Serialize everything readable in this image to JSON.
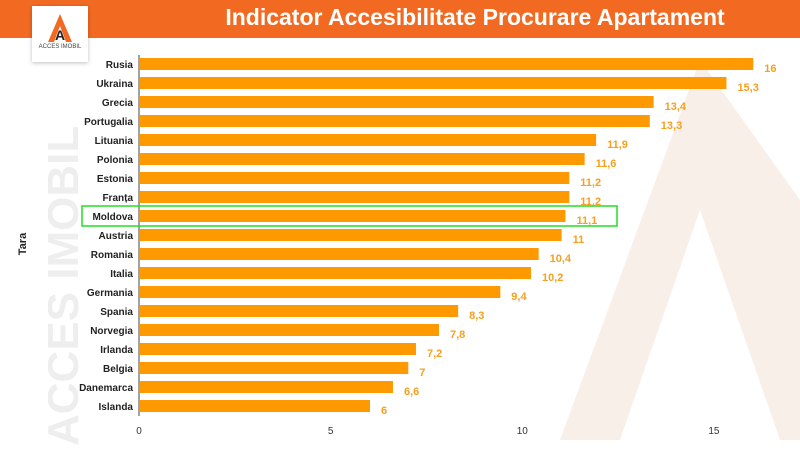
{
  "header": {
    "title": "Indicator Accesibilitate Procurare Apartament"
  },
  "logo": {
    "text": "ACCES IMOBIL"
  },
  "watermark": {
    "text": "ACCES IMOBIL"
  },
  "colors": {
    "header": "#f26a22",
    "bar": "#ff9900",
    "value_label": "#f5a020",
    "highlight": "#22dd22"
  },
  "chart_data": {
    "type": "bar",
    "orientation": "horizontal",
    "title": "Indicator Accesibilitate Procurare Apartament",
    "ylabel": "Tara",
    "xlabel": "",
    "categories": [
      "Rusia",
      "Ukraina",
      "Grecia",
      "Portugalia",
      "Lituania",
      "Polonia",
      "Estonia",
      "Franța",
      "Moldova",
      "Austria",
      "Romania",
      "Italia",
      "Germania",
      "Spania",
      "Norvegia",
      "Irlanda",
      "Belgia",
      "Danemarca",
      "Islanda"
    ],
    "values": [
      16,
      15.3,
      13.4,
      13.3,
      11.9,
      11.6,
      11.2,
      11.2,
      11.1,
      11,
      10.4,
      10.2,
      9.4,
      8.3,
      7.8,
      7.2,
      7,
      6.6,
      6
    ],
    "value_labels": [
      "16",
      "15,3",
      "13,4",
      "13,3",
      "11,9",
      "11,6",
      "11,2",
      "11,2",
      "11,1",
      "11",
      "10,4",
      "10,2",
      "9,4",
      "8,3",
      "7,8",
      "7,2",
      "7",
      "6,6",
      "6"
    ],
    "highlighted": "Moldova",
    "xlim": [
      0,
      17
    ],
    "xticks": [
      0,
      5,
      10,
      15
    ],
    "grid": false
  }
}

* The exercise
Without the pictures, write out all of the material exactly.

* Response to the exercise
Serialize everything readable in this image to JSON.
{
  "header": {
    "title": "Indicator Accesibilitate Procurare Apartament"
  },
  "logo": {
    "text": "ACCES IMOBIL"
  },
  "watermark": {
    "text": "ACCES IMOBIL"
  },
  "colors": {
    "header": "#f26a22",
    "bar": "#ff9900",
    "value_label": "#f5a020",
    "highlight": "#22dd22"
  },
  "chart_data": {
    "type": "bar",
    "orientation": "horizontal",
    "title": "Indicator Accesibilitate Procurare Apartament",
    "ylabel": "Tara",
    "xlabel": "",
    "categories": [
      "Rusia",
      "Ukraina",
      "Grecia",
      "Portugalia",
      "Lituania",
      "Polonia",
      "Estonia",
      "Franța",
      "Moldova",
      "Austria",
      "Romania",
      "Italia",
      "Germania",
      "Spania",
      "Norvegia",
      "Irlanda",
      "Belgia",
      "Danemarca",
      "Islanda"
    ],
    "values": [
      16,
      15.3,
      13.4,
      13.3,
      11.9,
      11.6,
      11.2,
      11.2,
      11.1,
      11,
      10.4,
      10.2,
      9.4,
      8.3,
      7.8,
      7.2,
      7,
      6.6,
      6
    ],
    "value_labels": [
      "16",
      "15,3",
      "13,4",
      "13,3",
      "11,9",
      "11,6",
      "11,2",
      "11,2",
      "11,1",
      "11",
      "10,4",
      "10,2",
      "9,4",
      "8,3",
      "7,8",
      "7,2",
      "7",
      "6,6",
      "6"
    ],
    "highlighted": "Moldova",
    "xlim": [
      0,
      17
    ],
    "xticks": [
      0,
      5,
      10,
      15
    ],
    "grid": false
  }
}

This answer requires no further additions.